*** Entries provided

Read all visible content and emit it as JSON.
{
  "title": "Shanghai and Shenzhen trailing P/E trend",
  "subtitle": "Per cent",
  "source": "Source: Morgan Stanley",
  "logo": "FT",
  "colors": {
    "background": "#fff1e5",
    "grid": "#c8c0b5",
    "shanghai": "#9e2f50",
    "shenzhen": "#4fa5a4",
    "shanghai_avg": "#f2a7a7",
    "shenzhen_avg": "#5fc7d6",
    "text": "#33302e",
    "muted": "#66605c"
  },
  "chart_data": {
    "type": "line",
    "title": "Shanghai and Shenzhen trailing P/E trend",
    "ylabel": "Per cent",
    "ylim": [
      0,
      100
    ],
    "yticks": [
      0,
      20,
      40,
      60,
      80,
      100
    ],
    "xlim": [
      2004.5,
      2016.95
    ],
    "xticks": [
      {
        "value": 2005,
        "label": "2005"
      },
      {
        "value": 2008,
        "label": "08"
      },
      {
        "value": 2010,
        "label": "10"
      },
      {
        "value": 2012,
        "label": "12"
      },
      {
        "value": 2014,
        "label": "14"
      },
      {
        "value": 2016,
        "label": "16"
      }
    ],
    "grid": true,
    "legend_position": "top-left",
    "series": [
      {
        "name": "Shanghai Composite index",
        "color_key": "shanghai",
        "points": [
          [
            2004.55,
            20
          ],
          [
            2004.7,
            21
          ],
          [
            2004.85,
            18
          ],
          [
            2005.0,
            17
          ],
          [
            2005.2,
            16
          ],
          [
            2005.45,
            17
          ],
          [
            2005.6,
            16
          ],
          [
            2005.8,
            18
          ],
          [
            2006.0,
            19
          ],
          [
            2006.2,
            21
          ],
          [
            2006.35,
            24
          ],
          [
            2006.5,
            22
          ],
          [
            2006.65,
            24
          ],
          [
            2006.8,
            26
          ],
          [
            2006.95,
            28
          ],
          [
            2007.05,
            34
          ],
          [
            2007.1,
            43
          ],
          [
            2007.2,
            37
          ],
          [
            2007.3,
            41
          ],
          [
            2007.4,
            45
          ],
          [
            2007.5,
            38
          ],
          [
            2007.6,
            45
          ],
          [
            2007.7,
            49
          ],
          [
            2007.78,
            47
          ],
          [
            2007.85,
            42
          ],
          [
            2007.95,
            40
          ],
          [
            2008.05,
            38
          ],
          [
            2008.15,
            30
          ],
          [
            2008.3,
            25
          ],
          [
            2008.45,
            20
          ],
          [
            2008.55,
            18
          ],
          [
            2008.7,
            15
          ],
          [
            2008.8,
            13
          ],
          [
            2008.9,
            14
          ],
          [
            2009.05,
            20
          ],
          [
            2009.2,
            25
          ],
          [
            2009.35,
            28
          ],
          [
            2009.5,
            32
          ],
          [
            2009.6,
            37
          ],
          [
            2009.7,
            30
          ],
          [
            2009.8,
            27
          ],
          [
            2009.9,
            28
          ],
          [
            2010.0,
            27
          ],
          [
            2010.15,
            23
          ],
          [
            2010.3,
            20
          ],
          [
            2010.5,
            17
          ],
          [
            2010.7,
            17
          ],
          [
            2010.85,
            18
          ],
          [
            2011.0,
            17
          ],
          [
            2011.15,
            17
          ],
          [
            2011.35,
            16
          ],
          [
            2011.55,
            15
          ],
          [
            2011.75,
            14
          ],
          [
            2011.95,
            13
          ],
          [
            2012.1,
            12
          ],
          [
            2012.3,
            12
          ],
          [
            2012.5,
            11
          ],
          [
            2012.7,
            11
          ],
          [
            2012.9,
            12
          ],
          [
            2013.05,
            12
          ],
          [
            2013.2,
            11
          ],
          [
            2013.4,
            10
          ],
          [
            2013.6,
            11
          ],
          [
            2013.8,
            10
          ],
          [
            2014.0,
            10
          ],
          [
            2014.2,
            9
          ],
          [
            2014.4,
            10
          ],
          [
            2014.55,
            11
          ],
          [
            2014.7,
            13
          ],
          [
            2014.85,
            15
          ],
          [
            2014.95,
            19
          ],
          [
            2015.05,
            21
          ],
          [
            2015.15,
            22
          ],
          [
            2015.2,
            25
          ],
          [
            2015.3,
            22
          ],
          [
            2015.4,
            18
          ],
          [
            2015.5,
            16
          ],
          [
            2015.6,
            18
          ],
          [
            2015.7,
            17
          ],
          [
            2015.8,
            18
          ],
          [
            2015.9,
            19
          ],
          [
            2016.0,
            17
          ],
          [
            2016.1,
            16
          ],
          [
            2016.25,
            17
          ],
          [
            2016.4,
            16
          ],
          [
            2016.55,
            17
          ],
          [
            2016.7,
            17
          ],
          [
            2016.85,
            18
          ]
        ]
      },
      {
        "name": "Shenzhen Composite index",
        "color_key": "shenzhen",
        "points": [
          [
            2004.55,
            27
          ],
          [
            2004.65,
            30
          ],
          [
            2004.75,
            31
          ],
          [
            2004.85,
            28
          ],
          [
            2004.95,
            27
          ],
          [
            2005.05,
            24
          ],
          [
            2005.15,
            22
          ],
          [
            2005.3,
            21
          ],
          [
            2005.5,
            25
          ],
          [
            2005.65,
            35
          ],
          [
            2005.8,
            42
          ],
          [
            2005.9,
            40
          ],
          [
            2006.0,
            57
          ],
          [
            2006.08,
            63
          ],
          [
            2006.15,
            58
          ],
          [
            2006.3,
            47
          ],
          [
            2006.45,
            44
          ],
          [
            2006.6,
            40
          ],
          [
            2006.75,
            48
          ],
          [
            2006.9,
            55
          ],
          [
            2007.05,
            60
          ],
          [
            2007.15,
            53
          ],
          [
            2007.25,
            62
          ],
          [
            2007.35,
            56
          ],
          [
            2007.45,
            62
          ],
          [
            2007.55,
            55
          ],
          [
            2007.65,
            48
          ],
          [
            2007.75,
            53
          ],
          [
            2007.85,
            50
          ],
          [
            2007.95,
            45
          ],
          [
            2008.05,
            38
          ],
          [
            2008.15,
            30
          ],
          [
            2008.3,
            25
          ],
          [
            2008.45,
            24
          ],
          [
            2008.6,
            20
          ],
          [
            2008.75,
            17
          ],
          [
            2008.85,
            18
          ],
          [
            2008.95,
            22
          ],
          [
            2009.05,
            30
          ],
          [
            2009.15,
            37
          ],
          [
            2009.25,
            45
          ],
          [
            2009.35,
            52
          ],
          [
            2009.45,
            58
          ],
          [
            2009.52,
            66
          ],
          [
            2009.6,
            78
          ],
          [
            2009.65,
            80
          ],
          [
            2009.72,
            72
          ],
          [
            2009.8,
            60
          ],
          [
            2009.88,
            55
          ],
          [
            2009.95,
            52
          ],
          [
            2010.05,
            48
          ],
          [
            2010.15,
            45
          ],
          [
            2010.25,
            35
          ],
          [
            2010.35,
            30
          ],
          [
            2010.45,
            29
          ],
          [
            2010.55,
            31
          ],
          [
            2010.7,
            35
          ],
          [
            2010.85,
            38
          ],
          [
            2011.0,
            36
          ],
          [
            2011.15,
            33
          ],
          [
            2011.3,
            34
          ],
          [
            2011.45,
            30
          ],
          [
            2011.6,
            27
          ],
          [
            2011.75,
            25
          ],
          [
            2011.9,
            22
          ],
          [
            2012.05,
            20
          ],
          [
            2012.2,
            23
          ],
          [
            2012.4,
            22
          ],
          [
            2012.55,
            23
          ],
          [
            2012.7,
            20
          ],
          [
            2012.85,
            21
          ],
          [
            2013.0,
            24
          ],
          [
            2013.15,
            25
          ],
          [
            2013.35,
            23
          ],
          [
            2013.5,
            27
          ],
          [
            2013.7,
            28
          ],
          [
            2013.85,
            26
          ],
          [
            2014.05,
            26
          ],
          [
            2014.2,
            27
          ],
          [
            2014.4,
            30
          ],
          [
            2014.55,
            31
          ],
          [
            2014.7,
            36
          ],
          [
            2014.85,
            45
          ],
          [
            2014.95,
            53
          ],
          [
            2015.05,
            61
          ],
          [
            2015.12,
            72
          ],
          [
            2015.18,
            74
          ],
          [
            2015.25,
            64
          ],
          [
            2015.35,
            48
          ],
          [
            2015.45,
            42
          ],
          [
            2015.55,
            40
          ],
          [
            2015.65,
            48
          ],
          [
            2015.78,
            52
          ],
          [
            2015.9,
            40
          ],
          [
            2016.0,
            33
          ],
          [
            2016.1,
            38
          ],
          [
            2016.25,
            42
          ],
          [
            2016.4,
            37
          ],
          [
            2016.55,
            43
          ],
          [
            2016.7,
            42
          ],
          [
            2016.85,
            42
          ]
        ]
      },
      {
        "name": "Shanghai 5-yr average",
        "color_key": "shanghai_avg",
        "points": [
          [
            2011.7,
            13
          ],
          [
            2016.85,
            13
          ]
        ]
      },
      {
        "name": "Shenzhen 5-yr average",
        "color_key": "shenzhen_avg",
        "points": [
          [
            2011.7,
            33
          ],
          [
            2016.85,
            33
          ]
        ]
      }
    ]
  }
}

******

Identify every line holding the word "trend" and copy it out.

__Solution for this exercise__:
  "title": "Shanghai and Shenzhen trailing P/E trend",
    "title": "Shanghai and Shenzhen trailing P/E trend",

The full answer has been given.